EXERCISE INPUTS >>
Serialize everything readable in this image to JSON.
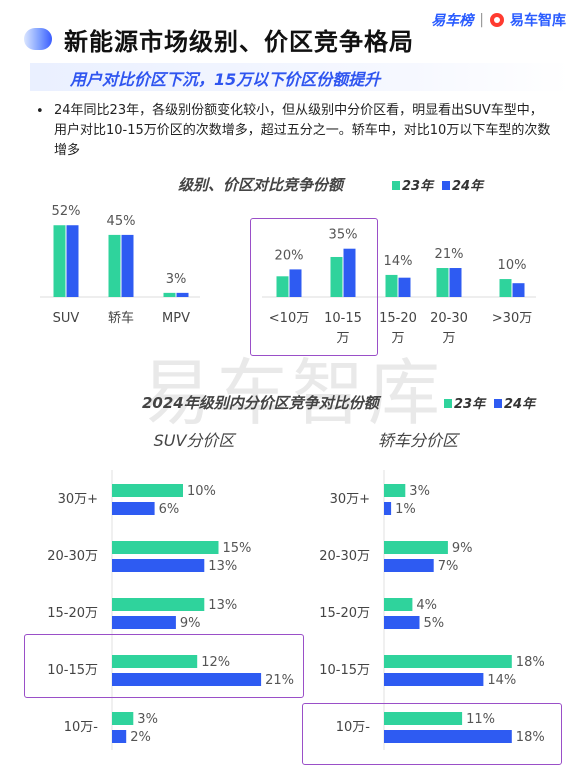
{
  "header": {
    "title": "新能源市场级别、价区竞争格局",
    "brand_left": "易车榜",
    "brand_sep": "|",
    "brand_right": "易车智库",
    "subtitle": "用户对比价区下沉，15万以下价区份额提升",
    "bullet": "•",
    "paragraph": "24年同比23年，各级别份额变化较小，但从级别中分价区看，明显看出SUV车型中，用户对比10-15万价区的次数增多，超过五分之一。轿车中，对比10万以下车型的次数增多",
    "watermark": "易车智库"
  },
  "colors": {
    "y23": "#2fd39c",
    "y24": "#2e5bf2",
    "highlight": "#9a4fc8"
  },
  "chart_data": [
    {
      "type": "bar",
      "title": "级别、价区对比竞争份额",
      "legend": [
        "23年",
        "24年"
      ],
      "legend_position": "top-right",
      "groups": [
        {
          "categories": [
            "SUV",
            "轿车",
            "MPV"
          ],
          "labels": [
            "52%",
            "45%",
            "3%"
          ],
          "series": [
            {
              "name": "23年",
              "values": [
                52,
                45,
                3
              ]
            },
            {
              "name": "24年",
              "values": [
                52,
                45,
                3
              ]
            }
          ]
        },
        {
          "categories": [
            "<10万",
            "10-15万",
            "15-20万",
            "20-30万",
            ">30万"
          ],
          "labels": [
            "20%",
            "35%",
            "14%",
            "21%",
            "10%"
          ],
          "series": [
            {
              "name": "23年",
              "values": [
                15,
                29,
                16,
                21,
                13
              ]
            },
            {
              "name": "24年",
              "values": [
                20,
                35,
                14,
                21,
                10
              ]
            }
          ]
        }
      ]
    },
    {
      "type": "bar",
      "orientation": "horizontal",
      "title": "2024年级别内分价区竞争对比份额",
      "legend": [
        "23年",
        "24年"
      ],
      "legend_position": "top-right",
      "panels": [
        {
          "subtitle": "SUV分价区",
          "categories": [
            "30万+",
            "20-30万",
            "15-20万",
            "10-15万",
            "10万-"
          ],
          "series": [
            {
              "name": "23年",
              "values": [
                10,
                15,
                13,
                12,
                3
              ]
            },
            {
              "name": "24年",
              "values": [
                6,
                13,
                9,
                21,
                2
              ]
            }
          ]
        },
        {
          "subtitle": "轿车分价区",
          "categories": [
            "30万+",
            "20-30万",
            "15-20万",
            "10-15万",
            "10万-"
          ],
          "series": [
            {
              "name": "23年",
              "values": [
                3,
                9,
                4,
                18,
                11
              ]
            },
            {
              "name": "24年",
              "values": [
                1,
                7,
                5,
                14,
                18
              ]
            }
          ]
        }
      ]
    }
  ]
}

TASK REQUIREMENTS >> Repeat the full listing above exactly, with no pictures in the copy.

TASK SOLUTION >>
Serialize everything readable in this image to JSON.
{
  "header": {
    "title": "新能源市场级别、价区竞争格局",
    "brand_left": "易车榜",
    "brand_sep": "|",
    "brand_right": "易车智库",
    "subtitle": "用户对比价区下沉，15万以下价区份额提升",
    "bullet": "•",
    "paragraph": "24年同比23年，各级别份额变化较小，但从级别中分价区看，明显看出SUV车型中，用户对比10-15万价区的次数增多，超过五分之一。轿车中，对比10万以下车型的次数增多",
    "watermark": "易车智库"
  },
  "colors": {
    "y23": "#2fd39c",
    "y24": "#2e5bf2",
    "highlight": "#9a4fc8"
  },
  "chart_data": [
    {
      "type": "bar",
      "title": "级别、价区对比竞争份额",
      "legend": [
        "23年",
        "24年"
      ],
      "legend_position": "top-right",
      "groups": [
        {
          "categories": [
            "SUV",
            "轿车",
            "MPV"
          ],
          "labels": [
            "52%",
            "45%",
            "3%"
          ],
          "series": [
            {
              "name": "23年",
              "values": [
                52,
                45,
                3
              ]
            },
            {
              "name": "24年",
              "values": [
                52,
                45,
                3
              ]
            }
          ]
        },
        {
          "categories": [
            "<10万",
            "10-15万",
            "15-20万",
            "20-30万",
            ">30万"
          ],
          "labels": [
            "20%",
            "35%",
            "14%",
            "21%",
            "10%"
          ],
          "series": [
            {
              "name": "23年",
              "values": [
                15,
                29,
                16,
                21,
                13
              ]
            },
            {
              "name": "24年",
              "values": [
                20,
                35,
                14,
                21,
                10
              ]
            }
          ]
        }
      ]
    },
    {
      "type": "bar",
      "orientation": "horizontal",
      "title": "2024年级别内分价区竞争对比份额",
      "legend": [
        "23年",
        "24年"
      ],
      "legend_position": "top-right",
      "panels": [
        {
          "subtitle": "SUV分价区",
          "categories": [
            "30万+",
            "20-30万",
            "15-20万",
            "10-15万",
            "10万-"
          ],
          "series": [
            {
              "name": "23年",
              "values": [
                10,
                15,
                13,
                12,
                3
              ]
            },
            {
              "name": "24年",
              "values": [
                6,
                13,
                9,
                21,
                2
              ]
            }
          ]
        },
        {
          "subtitle": "轿车分价区",
          "categories": [
            "30万+",
            "20-30万",
            "15-20万",
            "10-15万",
            "10万-"
          ],
          "series": [
            {
              "name": "23年",
              "values": [
                3,
                9,
                4,
                18,
                11
              ]
            },
            {
              "name": "24年",
              "values": [
                1,
                7,
                5,
                14,
                18
              ]
            }
          ]
        }
      ]
    }
  ]
}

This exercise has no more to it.